DO THIS:
Write the material out again in full, word for word. Do not include the pictures.

PROVIDED DATA:
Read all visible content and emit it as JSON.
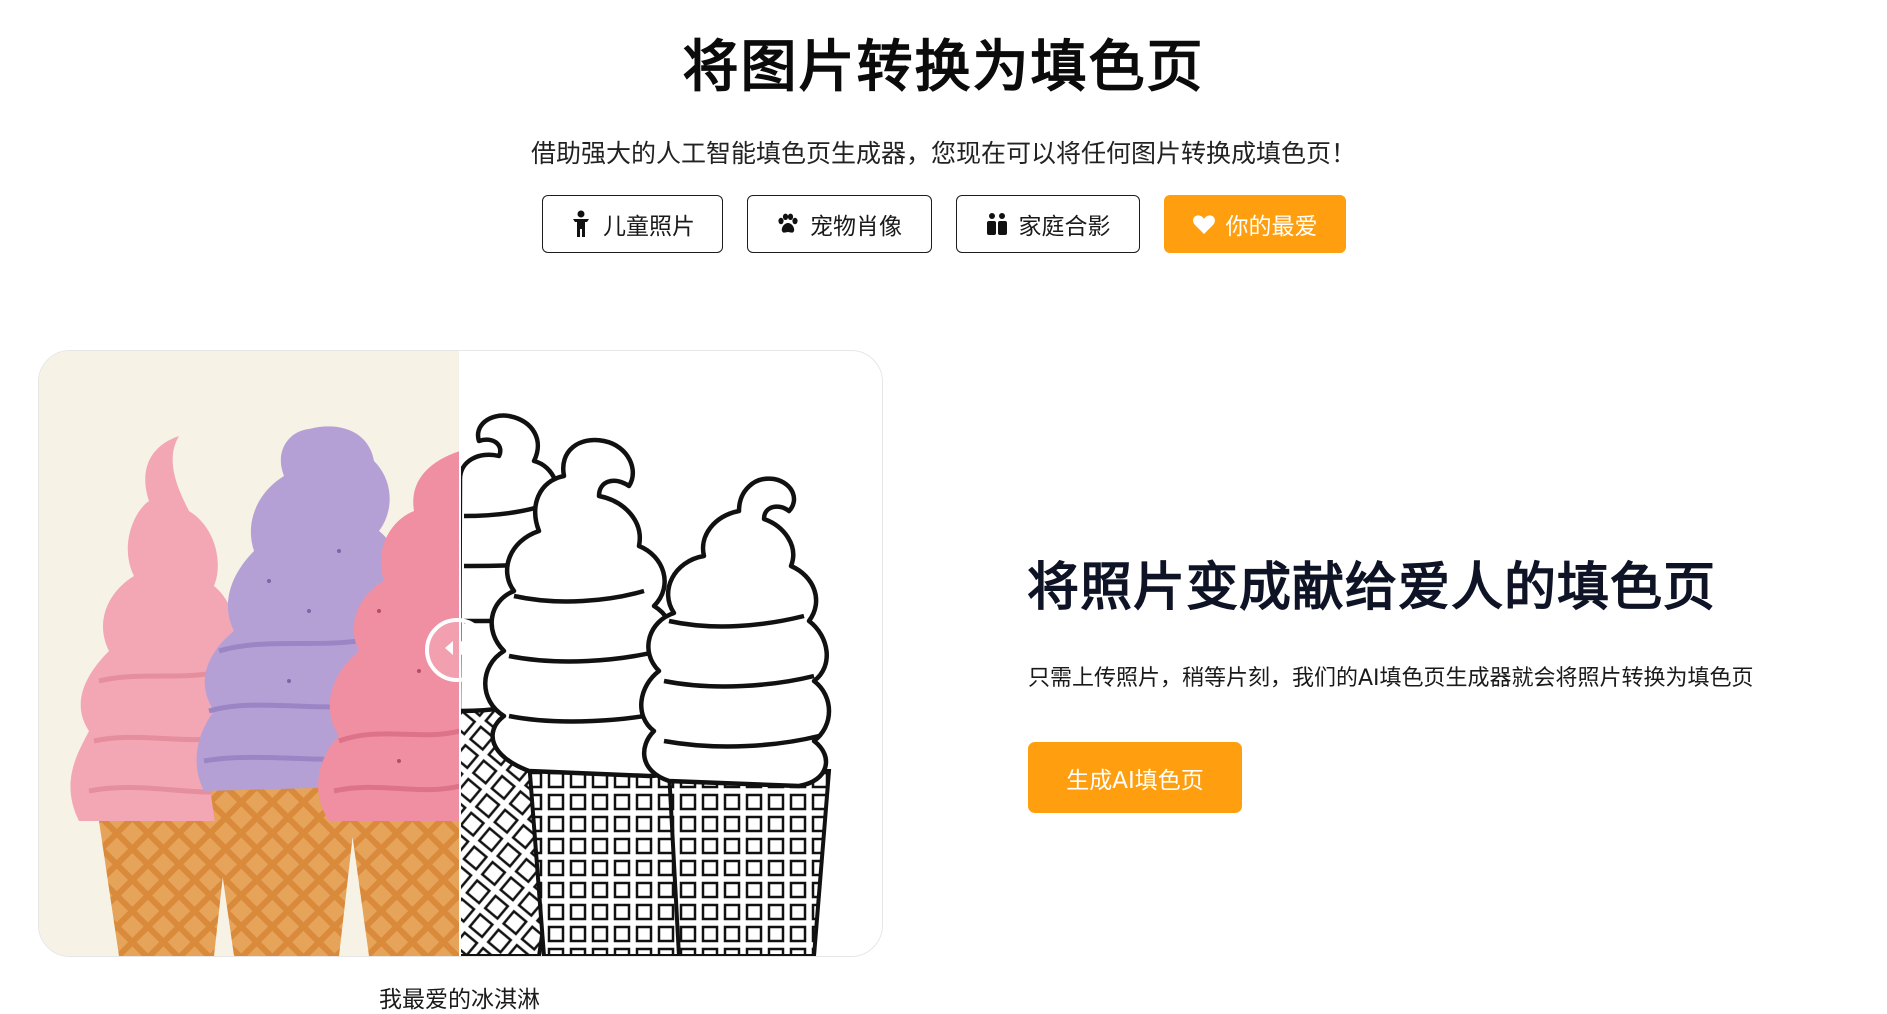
{
  "header": {
    "title": "将图片转换为填色页",
    "subtitle": "借助强大的人工智能填色页生成器，您现在可以将任何图片转换成填色页！"
  },
  "category_tabs": [
    {
      "label": "儿童照片",
      "icon": "child-icon",
      "active": false
    },
    {
      "label": "宠物肖像",
      "icon": "paw-icon",
      "active": false
    },
    {
      "label": "家庭合影",
      "icon": "family-icon",
      "active": false
    },
    {
      "label": "你的最爱",
      "icon": "heart-icon",
      "active": true
    }
  ],
  "compare": {
    "caption": "我最爱的冰淇淋",
    "slider_position": 0.5,
    "left_image": "ice-cream-photo",
    "right_image": "ice-cream-coloring-page"
  },
  "feature": {
    "heading": "将照片变成献给爱人的填色页",
    "description": "只需上传照片，稍等片刻，我们的AI填色页生成器就会将照片转换为填色页",
    "cta_label": "生成AI填色页"
  },
  "colors": {
    "accent": "#ff9f0f",
    "heading": "#0f1326",
    "photo_bg": "#f7f2e6",
    "pink_cream": "#f3a7b4",
    "purple_cream": "#b5a0d6",
    "cone": "#d98a3a"
  }
}
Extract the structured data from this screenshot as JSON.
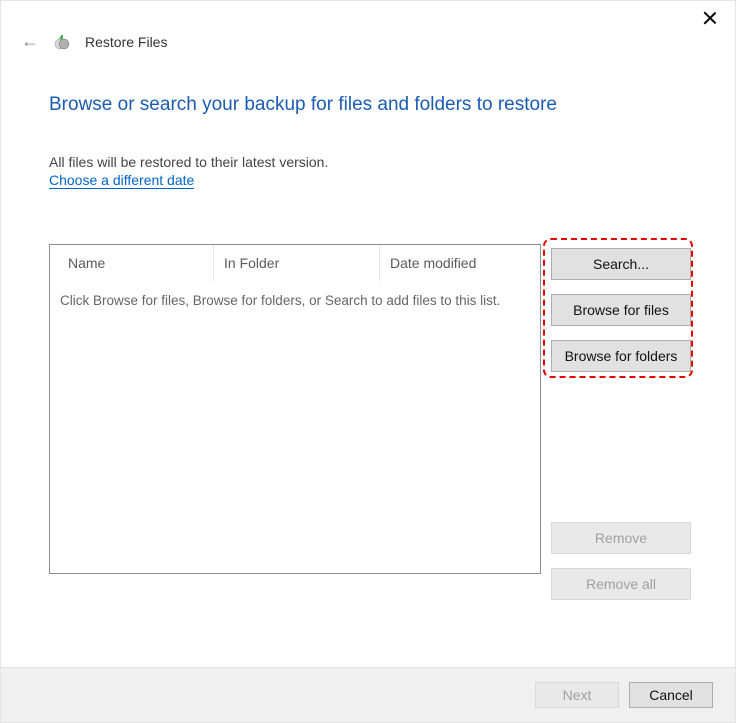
{
  "window": {
    "title": "Restore Files"
  },
  "heading": "Browse or search your backup for files and folders to restore",
  "subtext": "All files will be restored to their latest version.",
  "link": "Choose a different date",
  "list": {
    "columns": {
      "name": "Name",
      "folder": "In Folder",
      "date": "Date modified"
    },
    "empty_text": "Click Browse for files, Browse for folders, or Search to add files to this list."
  },
  "buttons": {
    "search": "Search...",
    "browse_files": "Browse for files",
    "browse_folders": "Browse for folders",
    "remove": "Remove",
    "remove_all": "Remove all",
    "next": "Next",
    "cancel": "Cancel"
  }
}
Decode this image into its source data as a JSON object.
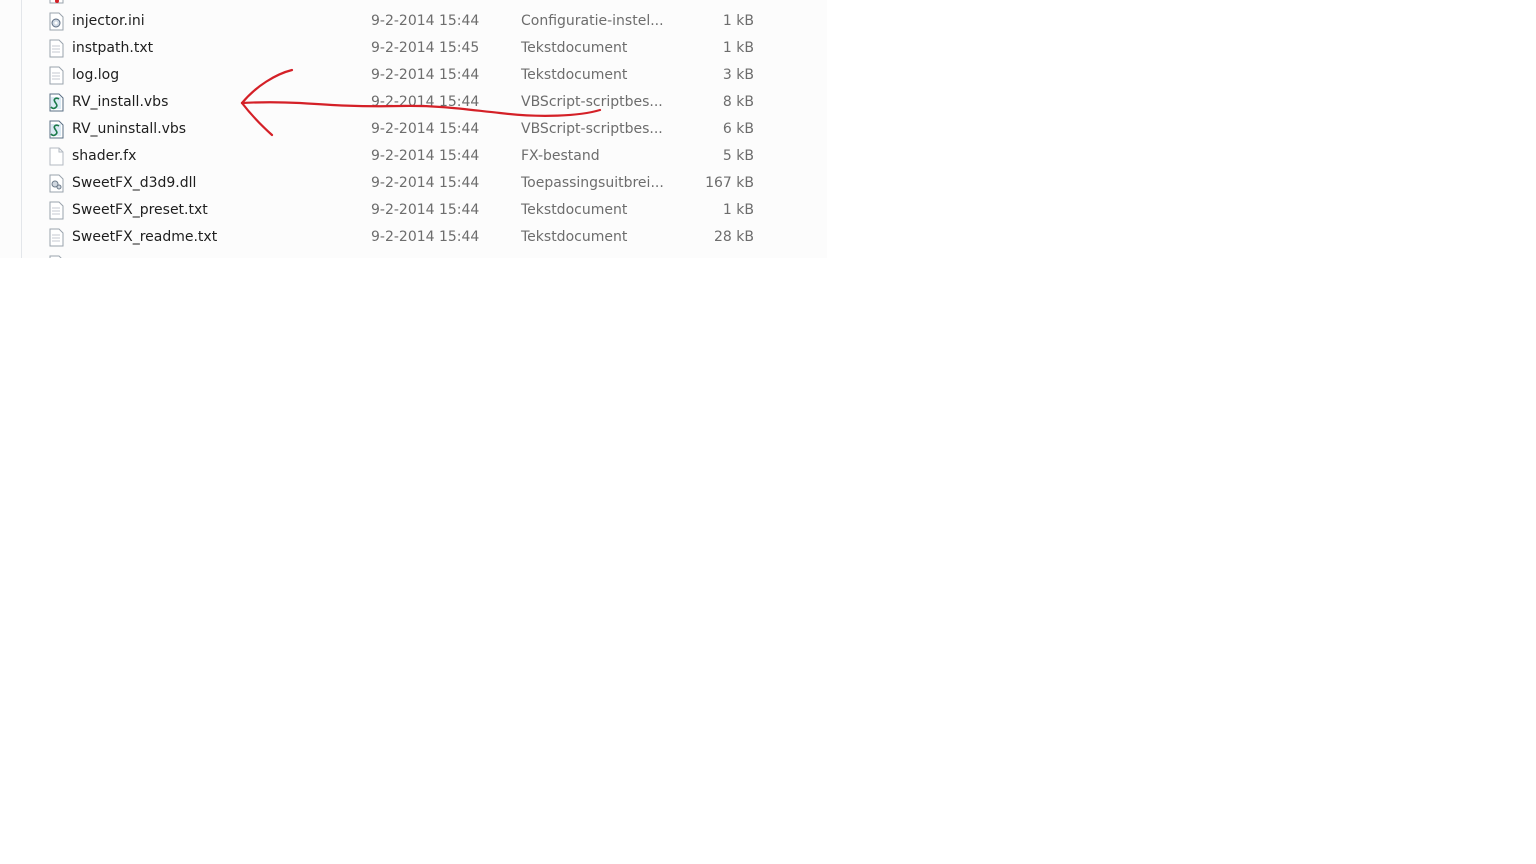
{
  "files": [
    {
      "name": "injector.ini",
      "date": "9-2-2014 15:44",
      "type": "Configuratie-instel...",
      "size": "1 kB",
      "icon": "settings-file-icon"
    },
    {
      "name": "instpath.txt",
      "date": "9-2-2014 15:45",
      "type": "Tekstdocument",
      "size": "1 kB",
      "icon": "text-file-icon"
    },
    {
      "name": "log.log",
      "date": "9-2-2014 15:44",
      "type": "Tekstdocument",
      "size": "3 kB",
      "icon": "text-file-icon"
    },
    {
      "name": "RV_install.vbs",
      "date": "9-2-2014 15:44",
      "type": "VBScript-scriptbes...",
      "size": "8 kB",
      "icon": "vbscript-file-icon"
    },
    {
      "name": "RV_uninstall.vbs",
      "date": "9-2-2014 15:44",
      "type": "VBScript-scriptbes...",
      "size": "6 kB",
      "icon": "vbscript-file-icon"
    },
    {
      "name": "shader.fx",
      "date": "9-2-2014 15:44",
      "type": "FX-bestand",
      "size": "5 kB",
      "icon": "blank-file-icon"
    },
    {
      "name": "SweetFX_d3d9.dll",
      "date": "9-2-2014 15:44",
      "type": "Toepassingsuitbrei...",
      "size": "167 kB",
      "icon": "dll-file-icon"
    },
    {
      "name": "SweetFX_preset.txt",
      "date": "9-2-2014 15:44",
      "type": "Tekstdocument",
      "size": "1 kB",
      "icon": "text-file-icon"
    },
    {
      "name": "SweetFX_readme.txt",
      "date": "9-2-2014 15:44",
      "type": "Tekstdocument",
      "size": "28 kB",
      "icon": "text-file-icon"
    }
  ],
  "colors": {
    "annotation": "#d42027",
    "name_text": "#1e1e1e",
    "detail_text": "#6d6d6d",
    "pane_background": "#fcfcfc"
  }
}
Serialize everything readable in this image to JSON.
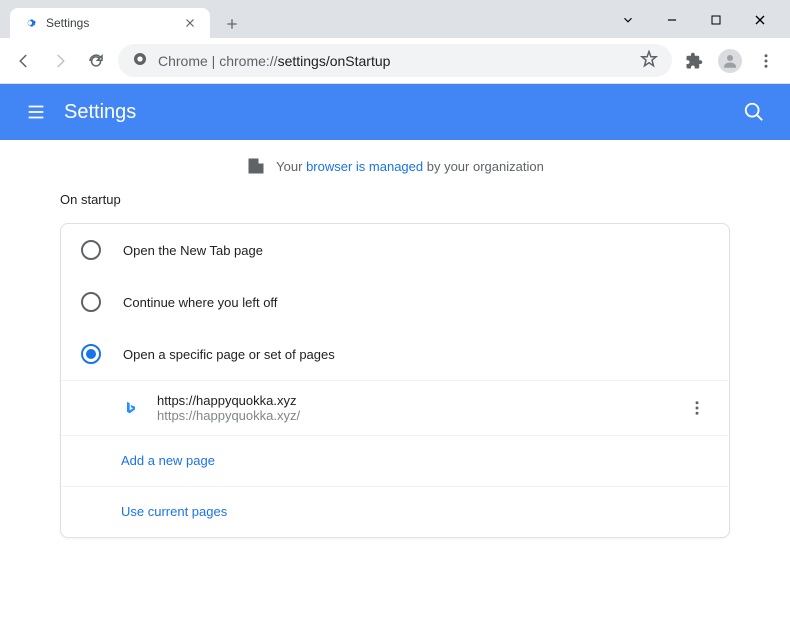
{
  "titlebar": {
    "tab_title": "Settings"
  },
  "addressbar": {
    "prefix": "Chrome",
    "separator": " | ",
    "host": "chrome://",
    "path": "settings/onStartup"
  },
  "header": {
    "title": "Settings"
  },
  "banner": {
    "prefix": "Your ",
    "link": "browser is managed",
    "suffix": " by your organization"
  },
  "section": {
    "title": "On startup"
  },
  "options": {
    "new_tab": "Open the New Tab page",
    "continue": "Continue where you left off",
    "specific": "Open a specific page or set of pages"
  },
  "page_entry": {
    "title": "https://happyquokka.xyz",
    "url": "https://happyquokka.xyz/"
  },
  "actions": {
    "add_page": "Add a new page",
    "use_current": "Use current pages"
  }
}
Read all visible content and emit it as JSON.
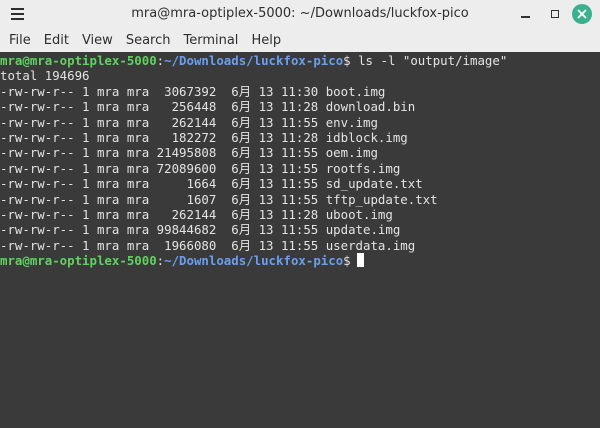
{
  "window": {
    "title": "mra@mra-optiplex-5000: ~/Downloads/luckfox-pico",
    "close_color": "#3bb08f"
  },
  "menubar": {
    "items": [
      "File",
      "Edit",
      "View",
      "Search",
      "Terminal",
      "Help"
    ]
  },
  "terminal": {
    "prompt": {
      "user_host": "mra@mra-optiplex-5000",
      "separator": ":",
      "path": "~/Downloads/luckfox-pico",
      "symbol": "$"
    },
    "command": " ls -l \"output/image\"",
    "total_line": "total 194696",
    "files": [
      {
        "perms": "-rw-rw-r--",
        "links": "1",
        "owner": "mra",
        "group": "mra",
        "size": "3067392",
        "month": "6月",
        "day": "13",
        "time": "11:30",
        "name": "boot.img"
      },
      {
        "perms": "-rw-rw-r--",
        "links": "1",
        "owner": "mra",
        "group": "mra",
        "size": "256448",
        "month": "6月",
        "day": "13",
        "time": "11:28",
        "name": "download.bin"
      },
      {
        "perms": "-rw-rw-r--",
        "links": "1",
        "owner": "mra",
        "group": "mra",
        "size": "262144",
        "month": "6月",
        "day": "13",
        "time": "11:55",
        "name": "env.img"
      },
      {
        "perms": "-rw-rw-r--",
        "links": "1",
        "owner": "mra",
        "group": "mra",
        "size": "182272",
        "month": "6月",
        "day": "13",
        "time": "11:28",
        "name": "idblock.img"
      },
      {
        "perms": "-rw-rw-r--",
        "links": "1",
        "owner": "mra",
        "group": "mra",
        "size": "21495808",
        "month": "6月",
        "day": "13",
        "time": "11:55",
        "name": "oem.img"
      },
      {
        "perms": "-rw-rw-r--",
        "links": "1",
        "owner": "mra",
        "group": "mra",
        "size": "72089600",
        "month": "6月",
        "day": "13",
        "time": "11:55",
        "name": "rootfs.img"
      },
      {
        "perms": "-rw-rw-r--",
        "links": "1",
        "owner": "mra",
        "group": "mra",
        "size": "1664",
        "month": "6月",
        "day": "13",
        "time": "11:55",
        "name": "sd_update.txt"
      },
      {
        "perms": "-rw-rw-r--",
        "links": "1",
        "owner": "mra",
        "group": "mra",
        "size": "1607",
        "month": "6月",
        "day": "13",
        "time": "11:55",
        "name": "tftp_update.txt"
      },
      {
        "perms": "-rw-rw-r--",
        "links": "1",
        "owner": "mra",
        "group": "mra",
        "size": "262144",
        "month": "6月",
        "day": "13",
        "time": "11:28",
        "name": "uboot.img"
      },
      {
        "perms": "-rw-rw-r--",
        "links": "1",
        "owner": "mra",
        "group": "mra",
        "size": "99844682",
        "month": "6月",
        "day": "13",
        "time": "11:55",
        "name": "update.img"
      },
      {
        "perms": "-rw-rw-r--",
        "links": "1",
        "owner": "mra",
        "group": "mra",
        "size": "1966080",
        "month": "6月",
        "day": "13",
        "time": "11:55",
        "name": "userdata.img"
      }
    ],
    "colors": {
      "background": "#3a3a3a",
      "text": "#e3e3e3",
      "prompt_user": "#5fd35f",
      "prompt_path": "#6a9ff0"
    }
  }
}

CORRECT RESPONSE:
Read all visible content and emit it as JSON.
{
  "header": {
    "title": "将图片转换为填色页",
    "subtitle": "借助强大的人工智能填色页生成器，您现在可以将任何图片转换成填色页！"
  },
  "category_tabs": [
    {
      "label": "儿童照片",
      "icon": "child-icon",
      "active": false
    },
    {
      "label": "宠物肖像",
      "icon": "paw-icon",
      "active": false
    },
    {
      "label": "家庭合影",
      "icon": "family-icon",
      "active": false
    },
    {
      "label": "你的最爱",
      "icon": "heart-icon",
      "active": true
    }
  ],
  "compare": {
    "caption": "我最爱的冰淇淋",
    "slider_position": 0.5,
    "left_image": "ice-cream-photo",
    "right_image": "ice-cream-coloring-page"
  },
  "feature": {
    "heading": "将照片变成献给爱人的填色页",
    "description": "只需上传照片，稍等片刻，我们的AI填色页生成器就会将照片转换为填色页",
    "cta_label": "生成AI填色页"
  },
  "colors": {
    "accent": "#ff9f0f",
    "heading": "#0f1326",
    "photo_bg": "#f7f2e6",
    "pink_cream": "#f3a7b4",
    "purple_cream": "#b5a0d6",
    "cone": "#d98a3a"
  }
}
Extract the structured data from this screenshot as JSON.
{
  "window": {
    "title": "Restore Files"
  },
  "heading": "Browse or search your backup for files and folders to restore",
  "subtext": "All files will be restored to their latest version.",
  "link": "Choose a different date",
  "list": {
    "columns": {
      "name": "Name",
      "folder": "In Folder",
      "date": "Date modified"
    },
    "empty_text": "Click Browse for files, Browse for folders, or Search to add files to this list."
  },
  "buttons": {
    "search": "Search...",
    "browse_files": "Browse for files",
    "browse_folders": "Browse for folders",
    "remove": "Remove",
    "remove_all": "Remove all",
    "next": "Next",
    "cancel": "Cancel"
  }
}
Decode this image into its source data as a JSON object.
{
  "files": [
    {
      "name": "injector.ini",
      "date": "9-2-2014 15:44",
      "type": "Configuratie-instel...",
      "size": "1 kB",
      "icon": "settings-file-icon"
    },
    {
      "name": "instpath.txt",
      "date": "9-2-2014 15:45",
      "type": "Tekstdocument",
      "size": "1 kB",
      "icon": "text-file-icon"
    },
    {
      "name": "log.log",
      "date": "9-2-2014 15:44",
      "type": "Tekstdocument",
      "size": "3 kB",
      "icon": "text-file-icon"
    },
    {
      "name": "RV_install.vbs",
      "date": "9-2-2014 15:44",
      "type": "VBScript-scriptbes...",
      "size": "8 kB",
      "icon": "vbscript-file-icon"
    },
    {
      "name": "RV_uninstall.vbs",
      "date": "9-2-2014 15:44",
      "type": "VBScript-scriptbes...",
      "size": "6 kB",
      "icon": "vbscript-file-icon"
    },
    {
      "name": "shader.fx",
      "date": "9-2-2014 15:44",
      "type": "FX-bestand",
      "size": "5 kB",
      "icon": "blank-file-icon"
    },
    {
      "name": "SweetFX_d3d9.dll",
      "date": "9-2-2014 15:44",
      "type": "Toepassingsuitbrei...",
      "size": "167 kB",
      "icon": "dll-file-icon"
    },
    {
      "name": "SweetFX_preset.txt",
      "date": "9-2-2014 15:44",
      "type": "Tekstdocument",
      "size": "1 kB",
      "icon": "text-file-icon"
    },
    {
      "name": "SweetFX_readme.txt",
      "date": "9-2-2014 15:44",
      "type": "Tekstdocument",
      "size": "28 kB",
      "icon": "text-file-icon"
    }
  ],
  "colors": {
    "annotation": "#d42027",
    "name_text": "#1e1e1e",
    "detail_text": "#6d6d6d",
    "pane_background": "#fcfcfc"
  }
}
Serialize everything readable in this image to JSON.
{
  "titlebar": {
    "tab_title": "Settings"
  },
  "addressbar": {
    "prefix": "Chrome",
    "separator": " | ",
    "host": "chrome://",
    "path": "settings/onStartup"
  },
  "header": {
    "title": "Settings"
  },
  "banner": {
    "prefix": "Your ",
    "link": "browser is managed",
    "suffix": " by your organization"
  },
  "section": {
    "title": "On startup"
  },
  "options": {
    "new_tab": "Open the New Tab page",
    "continue": "Continue where you left off",
    "specific": "Open a specific page or set of pages"
  },
  "page_entry": {
    "title": "https://happyquokka.xyz",
    "url": "https://happyquokka.xyz/"
  },
  "actions": {
    "add_page": "Add a new page",
    "use_current": "Use current pages"
  }
}
Read all visible content and emit it as JSON.
{
  "window": {
    "title": "mra@mra-optiplex-5000: ~/Downloads/luckfox-pico",
    "close_color": "#3bb08f"
  },
  "menubar": {
    "items": [
      "File",
      "Edit",
      "View",
      "Search",
      "Terminal",
      "Help"
    ]
  },
  "terminal": {
    "prompt": {
      "user_host": "mra@mra-optiplex-5000",
      "separator": ":",
      "path": "~/Downloads/luckfox-pico",
      "symbol": "$"
    },
    "command": " ls -l \"output/image\"",
    "total_line": "total 194696",
    "files": [
      {
        "perms": "-rw-rw-r--",
        "links": "1",
        "owner": "mra",
        "group": "mra",
        "size": "3067392",
        "month": "6月",
        "day": "13",
        "time": "11:30",
        "name": "boot.img"
      },
      {
        "perms": "-rw-rw-r--",
        "links": "1",
        "owner": "mra",
        "group": "mra",
        "size": "256448",
        "month": "6月",
        "day": "13",
        "time": "11:28",
        "name": "download.bin"
      },
      {
        "perms": "-rw-rw-r--",
        "links": "1",
        "owner": "mra",
        "group": "mra",
        "size": "262144",
        "month": "6月",
        "day": "13",
        "time": "11:55",
        "name": "env.img"
      },
      {
        "perms": "-rw-rw-r--",
        "links": "1",
        "owner": "mra",
        "group": "mra",
        "size": "182272",
        "month": "6月",
        "day": "13",
        "time": "11:28",
        "name": "idblock.img"
      },
      {
        "perms": "-rw-rw-r--",
        "links": "1",
        "owner": "mra",
        "group": "mra",
        "size": "21495808",
        "month": "6月",
        "day": "13",
        "time": "11:55",
        "name": "oem.img"
      },
      {
        "perms": "-rw-rw-r--",
        "links": "1",
        "owner": "mra",
        "group": "mra",
        "size": "72089600",
        "month": "6月",
        "day": "13",
        "time": "11:55",
        "name": "rootfs.img"
      },
      {
        "perms": "-rw-rw-r--",
        "links": "1",
        "owner": "mra",
        "group": "mra",
        "size": "1664",
        "month": "6月",
        "day": "13",
        "time": "11:55",
        "name": "sd_update.txt"
      },
      {
        "perms": "-rw-rw-r--",
        "links": "1",
        "owner": "mra",
        "group": "mra",
        "size": "1607",
        "month": "6月",
        "day": "13",
        "time": "11:55",
        "name": "tftp_update.txt"
      },
      {
        "perms": "-rw-rw-r--",
        "links": "1",
        "owner": "mra",
        "group": "mra",
        "size": "262144",
        "month": "6月",
        "day": "13",
        "time": "11:28",
        "name": "uboot.img"
      },
      {
        "perms": "-rw-rw-r--",
        "links": "1",
        "owner": "mra",
        "group": "mra",
        "size": "99844682",
        "month": "6月",
        "day": "13",
        "time": "11:55",
        "name": "update.img"
      },
      {
        "perms": "-rw-rw-r--",
        "links": "1",
        "owner": "mra",
        "group": "mra",
        "size": "1966080",
        "month": "6月",
        "day": "13",
        "time": "11:55",
        "name": "userdata.img"
      }
    ],
    "colors": {
      "background": "#3a3a3a",
      "text": "#e3e3e3",
      "prompt_user": "#5fd35f",
      "prompt_path": "#6a9ff0"
    }
  }
}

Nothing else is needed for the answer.